STATED EXERCISE
Find each line with the word "包扎生粽子" and state how many there are, nothing more.
-.-.-
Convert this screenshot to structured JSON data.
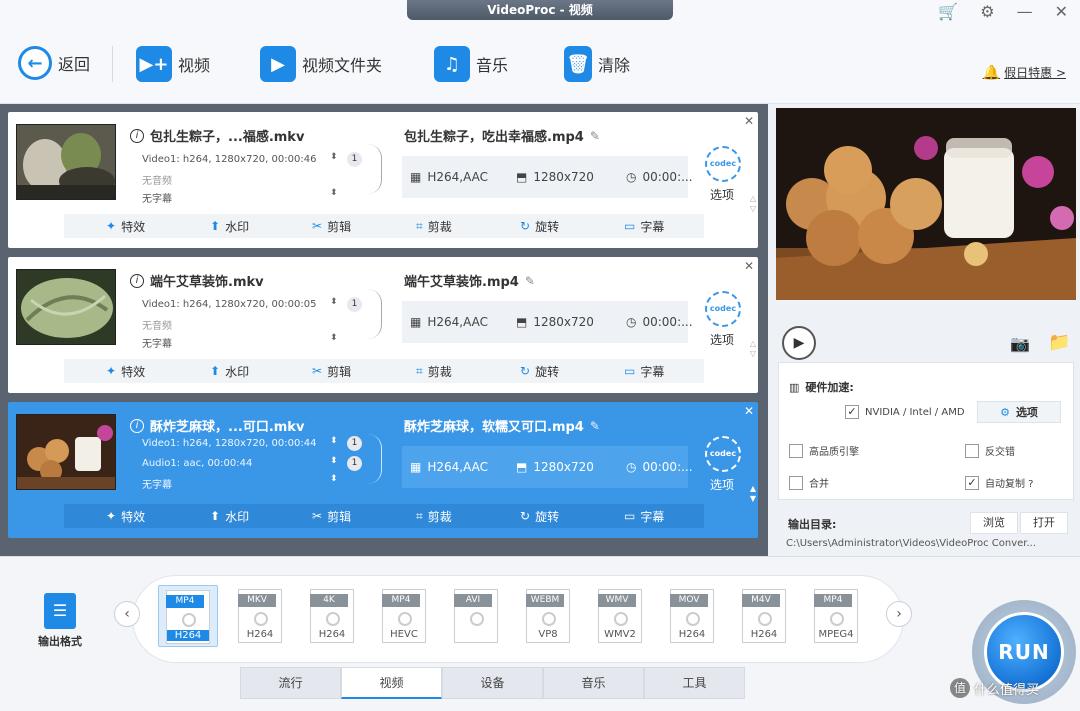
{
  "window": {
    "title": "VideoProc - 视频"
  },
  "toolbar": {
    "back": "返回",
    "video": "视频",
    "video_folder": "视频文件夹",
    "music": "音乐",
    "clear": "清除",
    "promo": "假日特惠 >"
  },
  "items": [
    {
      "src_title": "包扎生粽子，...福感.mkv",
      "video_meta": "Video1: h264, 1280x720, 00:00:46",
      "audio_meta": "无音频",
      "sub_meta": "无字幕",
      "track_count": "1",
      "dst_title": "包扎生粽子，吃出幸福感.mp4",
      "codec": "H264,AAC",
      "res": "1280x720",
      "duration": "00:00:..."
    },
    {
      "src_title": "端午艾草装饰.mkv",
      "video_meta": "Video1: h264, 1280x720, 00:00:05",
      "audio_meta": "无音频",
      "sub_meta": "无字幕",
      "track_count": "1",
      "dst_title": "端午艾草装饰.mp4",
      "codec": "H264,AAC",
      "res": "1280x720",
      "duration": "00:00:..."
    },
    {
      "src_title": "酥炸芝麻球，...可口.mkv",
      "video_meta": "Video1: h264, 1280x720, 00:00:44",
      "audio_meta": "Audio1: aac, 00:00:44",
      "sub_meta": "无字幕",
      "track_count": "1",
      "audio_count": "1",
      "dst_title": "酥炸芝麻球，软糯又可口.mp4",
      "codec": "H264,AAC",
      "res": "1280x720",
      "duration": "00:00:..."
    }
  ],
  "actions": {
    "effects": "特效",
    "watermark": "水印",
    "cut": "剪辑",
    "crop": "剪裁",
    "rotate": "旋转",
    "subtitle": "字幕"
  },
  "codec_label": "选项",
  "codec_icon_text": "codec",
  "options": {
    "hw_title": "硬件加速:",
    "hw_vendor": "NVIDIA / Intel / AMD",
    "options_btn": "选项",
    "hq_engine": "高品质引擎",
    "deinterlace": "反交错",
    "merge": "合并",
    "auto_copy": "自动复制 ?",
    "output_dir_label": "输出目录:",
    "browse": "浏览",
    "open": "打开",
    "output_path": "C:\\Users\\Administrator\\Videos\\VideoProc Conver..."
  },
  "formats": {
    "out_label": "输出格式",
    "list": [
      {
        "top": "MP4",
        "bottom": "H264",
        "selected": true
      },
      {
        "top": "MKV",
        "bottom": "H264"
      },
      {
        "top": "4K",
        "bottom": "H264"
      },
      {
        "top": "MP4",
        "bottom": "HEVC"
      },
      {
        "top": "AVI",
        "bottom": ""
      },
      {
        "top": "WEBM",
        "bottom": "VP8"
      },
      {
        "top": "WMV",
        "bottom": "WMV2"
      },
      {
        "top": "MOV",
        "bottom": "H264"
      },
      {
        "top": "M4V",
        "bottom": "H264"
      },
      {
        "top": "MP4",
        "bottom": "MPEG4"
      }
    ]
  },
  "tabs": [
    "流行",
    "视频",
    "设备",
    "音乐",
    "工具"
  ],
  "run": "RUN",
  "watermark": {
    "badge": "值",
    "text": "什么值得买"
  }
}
-.-.-
SOLUTION TO THIS TASK
2